#### Given request
Without the pictures, write out all the lines below exactly as they appear.

#### Dataset extract
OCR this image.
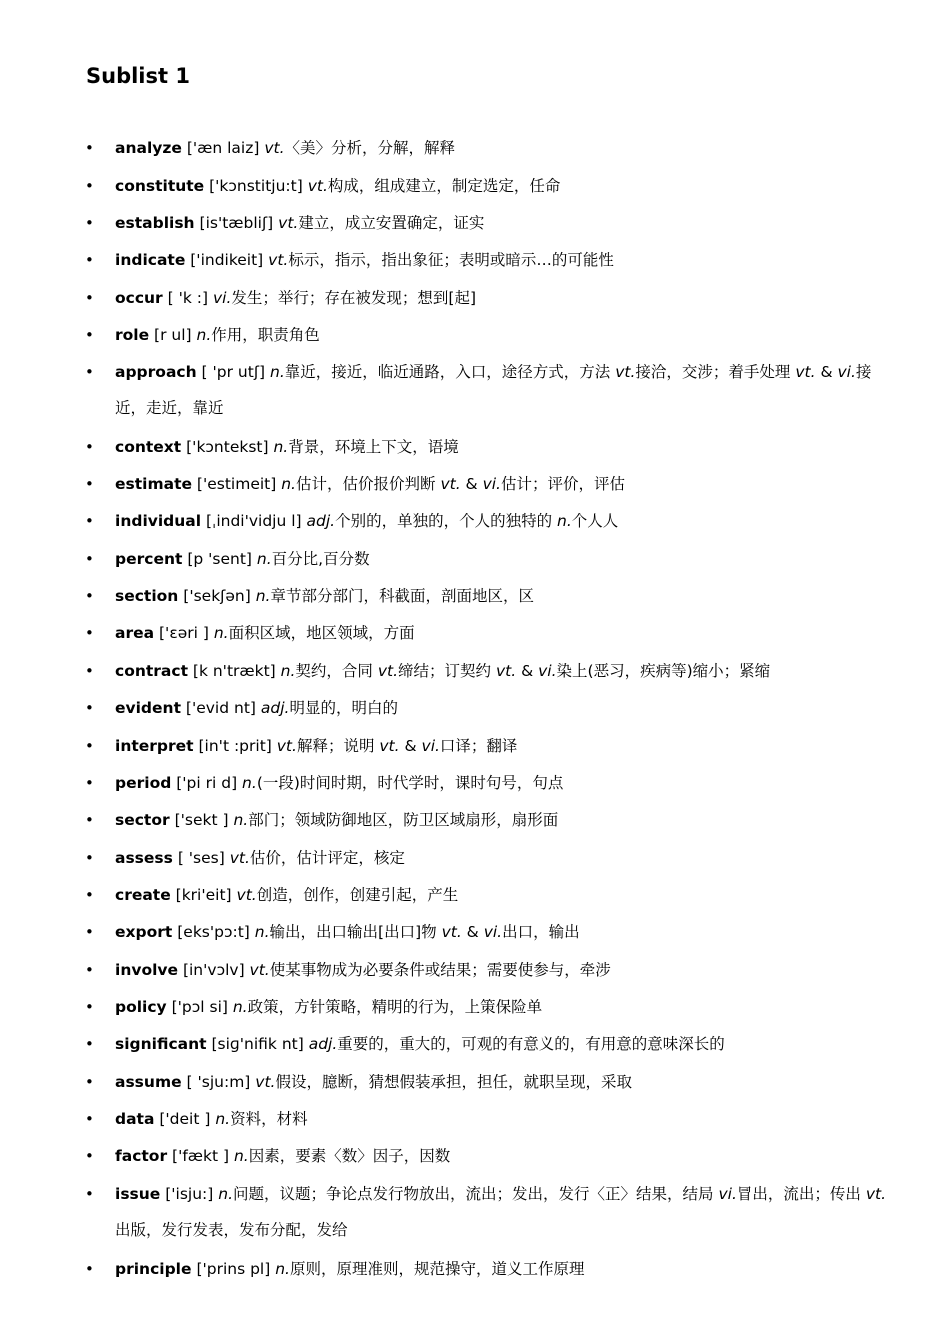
Sublist 1
• analyze ['æn laiz] vt.〈美〉分析，分解，解释
• constitute ['kɔnstitju:t] vt.构成，组成建立，制定选定，任命
• establish [is'tæbliʃ] vt.建立，成立安置确定，证实
• indicate ['indikeit] vt.标示，指示，指出象征；表明或暗示…的可能性
• occur [ 'k :] vi.发生；举行；存在被发现；想到[起]
• role [r ul] n.作用，职责角色
• approach [ 'pr utʃ] n.靠近，接近，临近通路，入口，途径方式，方法 vt.接洽，交涉；着手处理 vt. & vi.接近，走近，靠近
• context ['kɔntekst] n.背景，环境上下文，语境
• estimate ['estimeit] n.估计，估价报价判断 vt. & vi.估计；评价，评估
• individual [ˌindi'vidju l] adj.个别的，单独的，个人的独特的 n.个人人
• percent [p 'sent] n.百分比,百分数
• section ['sekʃən] n.章节部分部门，科截面，剖面地区，区
• area ['ɛəri ] n.面积区域，地区领域，方面
• contract [k n'trækt] n.契约，合同 vt.缔结；订契约 vt. & vi.染上(恶习，疾病等)缩小；紧缩
• evident ['evid nt] adj.明显的，明白的
• interpret [in't :prit] vt.解释；说明 vt. & vi.口译；翻译
• period ['pi ri d] n.(一段)时间时期，时代学时，课时句号，句点
• sector ['sekt ] n.部门；领域防御地区，防卫区域扇形，扇形面
• assess [ 'ses] vt.估价，估计评定，核定
• create [kri'eit] vt.创造，创作，创建引起，产生
• export [eks'pɔ:t] n.输出，出口输出[出口]物 vt. & vi.出口，输出
• involve [in'vɔlv] vt.使某事物成为必要条件或结果；需要使参与，牵涉
• policy ['pɔl si] n.政策，方针策略，精明的行为，上策保险单
• significant [siɡ'nifik nt] adj.重要的，重大的，可观的有意义的，有用意的意味深长的
• assume [ 'sju:m] vt.假设，臆断，猜想假装承担，担任，就职呈现，采取
• data ['deit ] n.资料，材料
• factor ['fækt ] n.因素，要素〈数〉因子，因数
• issue ['isju:] n.问题，议题；争论点发行物放出，流出；发出，发行〈正〉结果，结局 vi.冒出，流出；传出 vt.出版，发行发表，发布分配，发给
• principle ['prins pl] n.原则，原理准则，规范操守，道义工作原理
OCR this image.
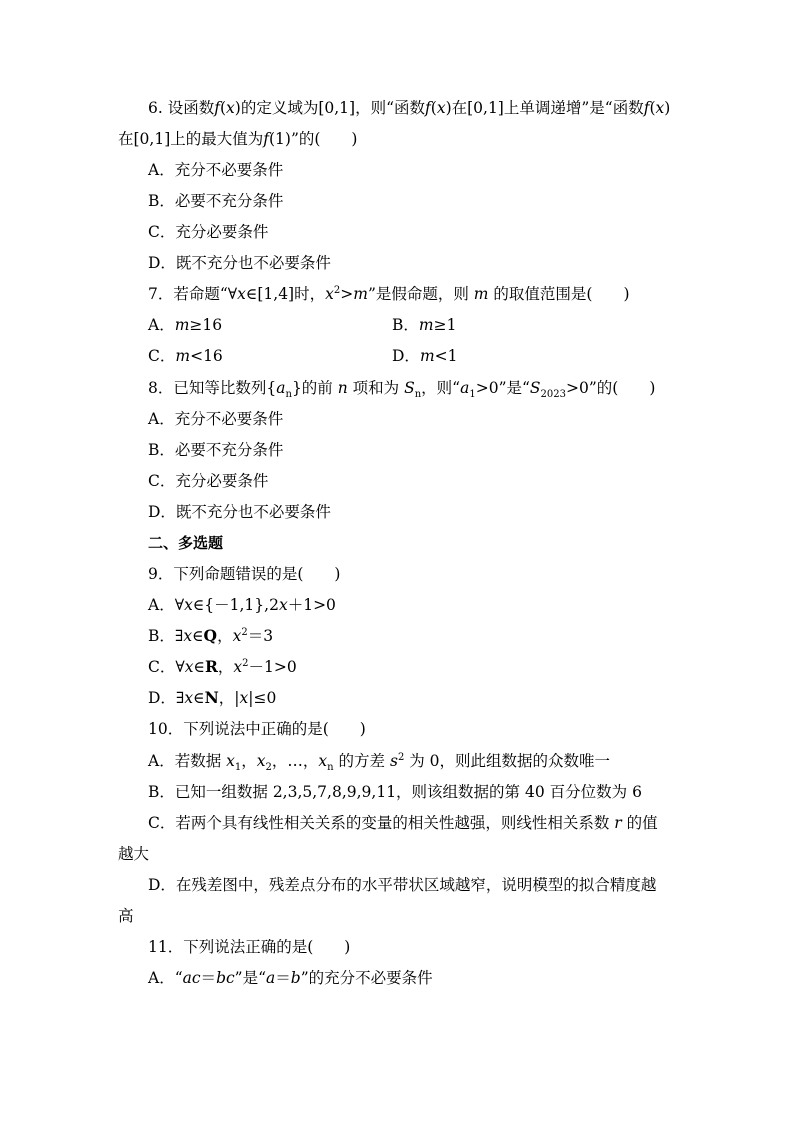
6. 设函数f(x)的定义域为[0,1]，则“函数f(x)在[0,1]上单调递增”是“函数f(x)
在[0,1]上的最大值为f(1)”的(　　)
A．充分不必要条件
B．必要不充分条件
C．充分必要条件
D．既不充分也不必要条件
7．若命题“∀x∈[1,4]时，$x^2>m$”是假命题，则 m 的取值范围是(　　)
A．m≥16	B．m≥1
C．m<16	D．m<1
8．已知等比数列$\{a_n\}$的前 n 项和为 $S_n$，则“$a_1>0$”是“$S_{2023}>0$”的(　　)
A．充分不必要条件
B．必要不充分条件
C．充分必要条件
D．既不充分也不必要条件
二、多选题
9．下列命题错误的是(　　)
A．∀x∈{－1,1},2x＋1>0
B．∃x∈Q，$x^2=3$
C．∀x∈R，$x^2-1>0$
D．∃x∈N，|x|≤0
10．下列说法中正确的是(　　)
A．若数据 $x_1$，$x_2$，…，$x_n$ 的方差 $s^2$ 为 0，则此组数据的众数唯一
B．已知一组数据 2,3,5,7,8,9,9,11，则该组数据的第 40 百分位数为 6
C．若两个具有线性相关关系的变量的相关性越强，则线性相关系数 r 的值
越大
D．在残差图中，残差点分布的水平带状区域越窄，说明模型的拟合精度越
高
11．下列说法正确的是(　　)
A．“ac＝bc”是“a＝b”的充分不必要条件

#### Solved exercise
OCR this image.
Sublist 1
• analyze ['æn laiz] vt.〈美〉分析，分解，解释
• constitute ['kɔnstitju:t] vt.构成，组成建立，制定选定，任命
• establish [is'tæbliʃ] vt.建立，成立安置确定，证实
• indicate ['indikeit] vt.标示，指示，指出象征；表明或暗示…的可能性
• occur [ 'k :] vi.发生；举行；存在被发现；想到[起]
• role [r ul] n.作用，职责角色
• approach [ 'pr utʃ] n.靠近，接近，临近通路，入口，途径方式，方法 vt.接洽，交涉；着手处理 vt. & vi.接近，走近，靠近
• context ['kɔntekst] n.背景，环境上下文，语境
• estimate ['estimeit] n.估计，估价报价判断 vt. & vi.估计；评价，评估
• individual [ˌindi'vidju l] adj.个别的，单独的，个人的独特的 n.个人人
• percent [p 'sent] n.百分比,百分数
• section ['sekʃən] n.章节部分部门，科截面，剖面地区，区
• area ['ɛəri ] n.面积区域，地区领域，方面
• contract [k n'trækt] n.契约，合同 vt.缔结；订契约 vt. & vi.染上(恶习，疾病等)缩小；紧缩
• evident ['evid nt] adj.明显的，明白的
• interpret [in't :prit] vt.解释；说明 vt. & vi.口译；翻译
• period ['pi ri d] n.(一段)时间时期，时代学时，课时句号，句点
• sector ['sekt ] n.部门；领域防御地区，防卫区域扇形，扇形面
• assess [ 'ses] vt.估价，估计评定，核定
• create [kri'eit] vt.创造，创作，创建引起，产生
• export [eks'pɔ:t] n.输出，出口输出[出口]物 vt. & vi.出口，输出
• involve [in'vɔlv] vt.使某事物成为必要条件或结果；需要使参与，牵涉
• policy ['pɔl si] n.政策，方针策略，精明的行为，上策保险单
• significant [siɡ'nifik nt] adj.重要的，重大的，可观的有意义的，有用意的意味深长的
• assume [ 'sju:m] vt.假设，臆断，猜想假装承担，担任，就职呈现，采取
• data ['deit ] n.资料，材料
• factor ['fækt ] n.因素，要素〈数〉因子，因数
• issue ['isju:] n.问题，议题；争论点发行物放出，流出；发出，发行〈正〉结果，结局 vi.冒出，流出；传出 vt.出版，发行发表，发布分配，发给
• principle ['prins pl] n.原则，原理准则，规范操守，道义工作原理
OCR this image.
6. 设函数f(x)的定义域为[0,1]，则“函数f(x)在[0,1]上单调递增”是“函数f(x)
在[0,1]上的最大值为f(1)”的(　　)
A．充分不必要条件
B．必要不充分条件
C．充分必要条件
D．既不充分也不必要条件
7．若命题“∀x∈[1,4]时，$x^2>m$”是假命题，则 m 的取值范围是(　　)
A．m≥16	B．m≥1
C．m<16	D．m<1
8．已知等比数列$\{a_n\}$的前 n 项和为 $S_n$，则“$a_1>0$”是“$S_{2023}>0$”的(　　)
A．充分不必要条件
B．必要不充分条件
C．充分必要条件
D．既不充分也不必要条件
二、多选题
9．下列命题错误的是(　　)
A．∀x∈{－1,1},2x＋1>0
B．∃x∈Q，$x^2=3$
C．∀x∈R，$x^2-1>0$
D．∃x∈N，|x|≤0
10．下列说法中正确的是(　　)
A．若数据 $x_1$，$x_2$，…，$x_n$ 的方差 $s^2$ 为 0，则此组数据的众数唯一
B．已知一组数据 2,3,5,7,8,9,9,11，则该组数据的第 40 百分位数为 6
C．若两个具有线性相关关系的变量的相关性越强，则线性相关系数 r 的值
越大
D．在残差图中，残差点分布的水平带状区域越窄，说明模型的拟合精度越
高
11．下列说法正确的是(　　)
A．“ac＝bc”是“a＝b”的充分不必要条件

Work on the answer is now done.